## WHAT THIS TASK INVOLVES
Read the records below and copy each line that contains "labels".

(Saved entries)
+===+

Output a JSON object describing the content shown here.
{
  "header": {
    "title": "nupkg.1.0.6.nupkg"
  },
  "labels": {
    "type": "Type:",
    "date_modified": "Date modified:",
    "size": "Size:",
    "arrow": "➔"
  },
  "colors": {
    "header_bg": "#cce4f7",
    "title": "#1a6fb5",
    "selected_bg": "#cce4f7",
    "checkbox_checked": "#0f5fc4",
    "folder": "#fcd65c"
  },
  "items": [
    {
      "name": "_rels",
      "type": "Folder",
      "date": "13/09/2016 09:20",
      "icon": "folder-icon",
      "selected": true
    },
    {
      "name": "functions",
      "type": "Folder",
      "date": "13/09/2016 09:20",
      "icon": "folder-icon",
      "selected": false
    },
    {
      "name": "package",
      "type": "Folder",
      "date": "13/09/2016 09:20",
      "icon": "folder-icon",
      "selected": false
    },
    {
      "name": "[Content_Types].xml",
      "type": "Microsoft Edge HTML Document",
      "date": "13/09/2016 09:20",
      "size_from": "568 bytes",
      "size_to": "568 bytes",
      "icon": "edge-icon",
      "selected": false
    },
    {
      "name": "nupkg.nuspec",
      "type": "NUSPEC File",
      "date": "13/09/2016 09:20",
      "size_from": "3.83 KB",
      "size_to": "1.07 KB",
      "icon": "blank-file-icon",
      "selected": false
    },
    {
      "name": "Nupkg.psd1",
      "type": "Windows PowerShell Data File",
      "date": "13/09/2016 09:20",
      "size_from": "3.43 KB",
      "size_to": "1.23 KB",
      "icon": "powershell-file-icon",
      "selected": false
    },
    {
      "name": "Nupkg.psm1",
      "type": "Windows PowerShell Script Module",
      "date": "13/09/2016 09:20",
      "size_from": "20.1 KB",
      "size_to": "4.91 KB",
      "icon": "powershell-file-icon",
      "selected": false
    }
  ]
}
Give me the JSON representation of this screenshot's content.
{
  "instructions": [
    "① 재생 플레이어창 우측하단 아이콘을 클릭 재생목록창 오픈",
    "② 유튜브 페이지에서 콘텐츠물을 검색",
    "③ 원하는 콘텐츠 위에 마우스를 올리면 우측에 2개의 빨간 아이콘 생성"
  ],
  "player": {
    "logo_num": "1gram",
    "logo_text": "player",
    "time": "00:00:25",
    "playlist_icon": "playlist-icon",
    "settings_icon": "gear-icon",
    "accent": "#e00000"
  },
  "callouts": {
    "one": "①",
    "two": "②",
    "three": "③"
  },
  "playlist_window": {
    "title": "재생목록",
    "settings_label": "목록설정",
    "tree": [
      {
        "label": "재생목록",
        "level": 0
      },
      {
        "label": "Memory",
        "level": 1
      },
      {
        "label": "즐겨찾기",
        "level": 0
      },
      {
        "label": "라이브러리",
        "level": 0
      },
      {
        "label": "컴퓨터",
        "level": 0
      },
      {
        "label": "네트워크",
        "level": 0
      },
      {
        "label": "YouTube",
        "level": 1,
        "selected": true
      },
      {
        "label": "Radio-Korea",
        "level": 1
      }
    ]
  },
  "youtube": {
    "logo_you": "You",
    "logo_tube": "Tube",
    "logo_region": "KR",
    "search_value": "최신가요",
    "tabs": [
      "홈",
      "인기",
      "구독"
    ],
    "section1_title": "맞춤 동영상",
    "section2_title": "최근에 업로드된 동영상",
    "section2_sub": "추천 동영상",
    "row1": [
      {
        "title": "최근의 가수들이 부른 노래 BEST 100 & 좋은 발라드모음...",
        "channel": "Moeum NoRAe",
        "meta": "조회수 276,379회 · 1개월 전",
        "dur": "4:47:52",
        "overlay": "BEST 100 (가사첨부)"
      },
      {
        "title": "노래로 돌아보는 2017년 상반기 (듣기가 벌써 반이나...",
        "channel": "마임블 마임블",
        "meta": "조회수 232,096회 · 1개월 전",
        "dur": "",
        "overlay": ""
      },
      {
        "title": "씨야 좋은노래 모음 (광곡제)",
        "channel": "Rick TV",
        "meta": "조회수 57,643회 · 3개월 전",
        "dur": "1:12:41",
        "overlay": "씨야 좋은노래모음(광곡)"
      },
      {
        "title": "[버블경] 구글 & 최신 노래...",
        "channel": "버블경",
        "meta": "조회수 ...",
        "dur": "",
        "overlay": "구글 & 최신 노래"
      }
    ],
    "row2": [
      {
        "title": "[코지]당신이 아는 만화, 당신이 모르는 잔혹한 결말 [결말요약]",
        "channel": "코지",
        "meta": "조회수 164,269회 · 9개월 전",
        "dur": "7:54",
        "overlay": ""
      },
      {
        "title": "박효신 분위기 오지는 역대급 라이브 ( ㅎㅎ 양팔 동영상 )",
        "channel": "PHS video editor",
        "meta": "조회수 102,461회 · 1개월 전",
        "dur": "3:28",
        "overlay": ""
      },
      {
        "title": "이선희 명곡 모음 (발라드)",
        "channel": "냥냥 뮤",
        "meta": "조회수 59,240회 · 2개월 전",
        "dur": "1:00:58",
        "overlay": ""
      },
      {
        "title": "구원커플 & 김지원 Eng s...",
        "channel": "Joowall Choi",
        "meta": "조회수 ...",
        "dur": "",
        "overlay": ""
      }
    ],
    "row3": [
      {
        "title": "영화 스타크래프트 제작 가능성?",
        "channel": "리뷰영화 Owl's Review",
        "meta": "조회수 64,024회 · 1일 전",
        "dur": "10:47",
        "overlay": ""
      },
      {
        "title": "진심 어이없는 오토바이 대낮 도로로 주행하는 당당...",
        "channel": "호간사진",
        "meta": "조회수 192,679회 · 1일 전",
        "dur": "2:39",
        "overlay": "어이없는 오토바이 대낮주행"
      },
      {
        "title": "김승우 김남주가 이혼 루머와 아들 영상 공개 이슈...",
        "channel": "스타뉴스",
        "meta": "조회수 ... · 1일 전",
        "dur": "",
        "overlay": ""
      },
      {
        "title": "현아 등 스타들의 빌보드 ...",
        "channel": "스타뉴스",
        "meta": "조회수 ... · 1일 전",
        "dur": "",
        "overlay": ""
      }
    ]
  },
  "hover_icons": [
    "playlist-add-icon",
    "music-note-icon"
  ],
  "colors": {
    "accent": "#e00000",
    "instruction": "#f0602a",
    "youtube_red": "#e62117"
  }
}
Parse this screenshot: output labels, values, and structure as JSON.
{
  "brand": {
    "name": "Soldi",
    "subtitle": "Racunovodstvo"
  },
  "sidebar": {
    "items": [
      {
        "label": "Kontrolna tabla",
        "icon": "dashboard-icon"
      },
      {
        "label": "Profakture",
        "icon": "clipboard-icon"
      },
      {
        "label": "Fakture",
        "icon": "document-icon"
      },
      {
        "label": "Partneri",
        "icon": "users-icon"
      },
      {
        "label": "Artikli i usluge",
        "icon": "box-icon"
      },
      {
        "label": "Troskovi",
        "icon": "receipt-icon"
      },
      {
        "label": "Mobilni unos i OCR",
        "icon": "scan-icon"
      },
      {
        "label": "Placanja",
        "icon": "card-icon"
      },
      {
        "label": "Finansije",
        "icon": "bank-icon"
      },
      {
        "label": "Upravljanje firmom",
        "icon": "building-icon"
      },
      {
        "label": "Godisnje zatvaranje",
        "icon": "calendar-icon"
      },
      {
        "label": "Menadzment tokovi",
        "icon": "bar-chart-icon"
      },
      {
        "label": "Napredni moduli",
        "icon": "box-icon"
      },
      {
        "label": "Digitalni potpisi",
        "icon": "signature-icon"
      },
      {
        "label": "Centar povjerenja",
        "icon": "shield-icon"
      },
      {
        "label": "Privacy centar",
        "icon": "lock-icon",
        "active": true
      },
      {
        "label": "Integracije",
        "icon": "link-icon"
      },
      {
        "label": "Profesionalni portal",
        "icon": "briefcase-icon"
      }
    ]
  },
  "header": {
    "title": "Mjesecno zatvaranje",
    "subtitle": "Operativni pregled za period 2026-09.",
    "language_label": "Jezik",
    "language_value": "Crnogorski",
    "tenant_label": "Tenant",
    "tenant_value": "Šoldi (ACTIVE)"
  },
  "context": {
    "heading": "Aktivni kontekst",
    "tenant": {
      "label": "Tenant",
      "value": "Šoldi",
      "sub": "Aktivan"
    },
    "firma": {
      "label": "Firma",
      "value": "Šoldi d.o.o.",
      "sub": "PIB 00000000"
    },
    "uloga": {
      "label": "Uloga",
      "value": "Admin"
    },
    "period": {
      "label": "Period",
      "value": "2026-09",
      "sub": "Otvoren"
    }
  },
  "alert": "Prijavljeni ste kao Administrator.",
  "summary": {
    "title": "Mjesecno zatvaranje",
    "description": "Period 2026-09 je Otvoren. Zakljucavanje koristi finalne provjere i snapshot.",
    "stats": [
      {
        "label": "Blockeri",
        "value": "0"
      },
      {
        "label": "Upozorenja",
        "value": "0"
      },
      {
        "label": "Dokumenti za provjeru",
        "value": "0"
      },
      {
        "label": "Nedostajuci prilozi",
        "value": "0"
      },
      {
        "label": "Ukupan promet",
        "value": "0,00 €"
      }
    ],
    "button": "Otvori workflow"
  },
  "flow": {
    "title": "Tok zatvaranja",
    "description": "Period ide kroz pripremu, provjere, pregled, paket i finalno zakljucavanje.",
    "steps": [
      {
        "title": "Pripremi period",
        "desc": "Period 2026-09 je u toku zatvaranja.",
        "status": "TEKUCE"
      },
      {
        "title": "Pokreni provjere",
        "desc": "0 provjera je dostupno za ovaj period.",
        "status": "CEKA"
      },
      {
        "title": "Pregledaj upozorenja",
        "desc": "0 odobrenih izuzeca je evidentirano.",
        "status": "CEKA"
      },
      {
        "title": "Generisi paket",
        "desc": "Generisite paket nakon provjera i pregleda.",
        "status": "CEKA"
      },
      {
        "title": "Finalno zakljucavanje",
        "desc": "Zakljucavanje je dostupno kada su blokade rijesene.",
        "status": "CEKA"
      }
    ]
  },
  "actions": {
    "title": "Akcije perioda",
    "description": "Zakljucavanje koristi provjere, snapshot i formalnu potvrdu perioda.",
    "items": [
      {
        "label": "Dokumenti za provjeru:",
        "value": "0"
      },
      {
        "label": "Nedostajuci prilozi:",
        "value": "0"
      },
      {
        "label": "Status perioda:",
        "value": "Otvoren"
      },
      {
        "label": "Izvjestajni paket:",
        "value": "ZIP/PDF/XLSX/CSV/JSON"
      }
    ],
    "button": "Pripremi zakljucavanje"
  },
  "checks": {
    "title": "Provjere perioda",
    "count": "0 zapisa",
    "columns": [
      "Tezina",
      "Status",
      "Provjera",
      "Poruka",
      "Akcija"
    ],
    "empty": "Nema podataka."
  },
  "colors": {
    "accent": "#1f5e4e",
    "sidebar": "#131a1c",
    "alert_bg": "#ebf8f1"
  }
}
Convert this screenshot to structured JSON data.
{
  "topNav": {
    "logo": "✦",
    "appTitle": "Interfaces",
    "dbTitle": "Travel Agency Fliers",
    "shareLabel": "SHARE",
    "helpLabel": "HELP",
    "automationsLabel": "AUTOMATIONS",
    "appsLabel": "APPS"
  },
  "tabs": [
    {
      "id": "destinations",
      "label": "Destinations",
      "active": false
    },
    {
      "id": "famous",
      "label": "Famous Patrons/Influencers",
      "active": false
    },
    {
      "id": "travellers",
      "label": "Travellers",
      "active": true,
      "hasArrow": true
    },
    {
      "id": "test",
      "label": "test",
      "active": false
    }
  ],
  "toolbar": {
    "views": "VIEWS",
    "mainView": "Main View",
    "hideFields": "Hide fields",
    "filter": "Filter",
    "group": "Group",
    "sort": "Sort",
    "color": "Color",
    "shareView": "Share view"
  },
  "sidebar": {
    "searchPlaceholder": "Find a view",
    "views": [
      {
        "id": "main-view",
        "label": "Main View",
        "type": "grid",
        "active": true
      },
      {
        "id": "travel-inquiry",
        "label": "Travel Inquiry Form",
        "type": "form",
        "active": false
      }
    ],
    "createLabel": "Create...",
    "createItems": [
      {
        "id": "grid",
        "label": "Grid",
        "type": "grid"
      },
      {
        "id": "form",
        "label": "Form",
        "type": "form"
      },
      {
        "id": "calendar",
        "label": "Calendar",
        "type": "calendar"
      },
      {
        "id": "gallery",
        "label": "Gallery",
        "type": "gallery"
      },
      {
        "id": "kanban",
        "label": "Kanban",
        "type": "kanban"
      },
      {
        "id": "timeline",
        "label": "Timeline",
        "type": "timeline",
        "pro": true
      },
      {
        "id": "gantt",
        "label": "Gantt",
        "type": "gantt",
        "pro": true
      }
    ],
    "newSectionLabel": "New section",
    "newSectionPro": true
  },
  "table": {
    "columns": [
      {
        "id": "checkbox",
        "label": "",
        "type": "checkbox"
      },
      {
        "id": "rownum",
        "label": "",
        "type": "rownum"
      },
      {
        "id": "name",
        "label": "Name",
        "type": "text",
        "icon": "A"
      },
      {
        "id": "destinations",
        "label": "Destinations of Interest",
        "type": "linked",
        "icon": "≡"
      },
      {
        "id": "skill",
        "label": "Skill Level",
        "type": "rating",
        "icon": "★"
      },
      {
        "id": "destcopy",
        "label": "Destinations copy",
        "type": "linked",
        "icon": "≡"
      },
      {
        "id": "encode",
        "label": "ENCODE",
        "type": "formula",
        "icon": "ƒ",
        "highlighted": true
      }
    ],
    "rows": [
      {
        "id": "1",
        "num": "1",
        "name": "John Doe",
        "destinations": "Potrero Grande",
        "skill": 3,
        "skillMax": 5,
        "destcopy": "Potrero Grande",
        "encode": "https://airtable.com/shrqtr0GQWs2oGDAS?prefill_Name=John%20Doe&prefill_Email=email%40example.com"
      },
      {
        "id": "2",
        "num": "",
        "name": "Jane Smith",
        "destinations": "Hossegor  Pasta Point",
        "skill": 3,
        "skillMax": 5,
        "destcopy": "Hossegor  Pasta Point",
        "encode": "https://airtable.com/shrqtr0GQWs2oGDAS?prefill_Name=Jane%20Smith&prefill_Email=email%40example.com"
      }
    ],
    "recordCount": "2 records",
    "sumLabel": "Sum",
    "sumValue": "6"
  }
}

+===+

## TASK SOLUTION
  "labels": {
Parse this screenshot: output labels, values, and structure as JSON.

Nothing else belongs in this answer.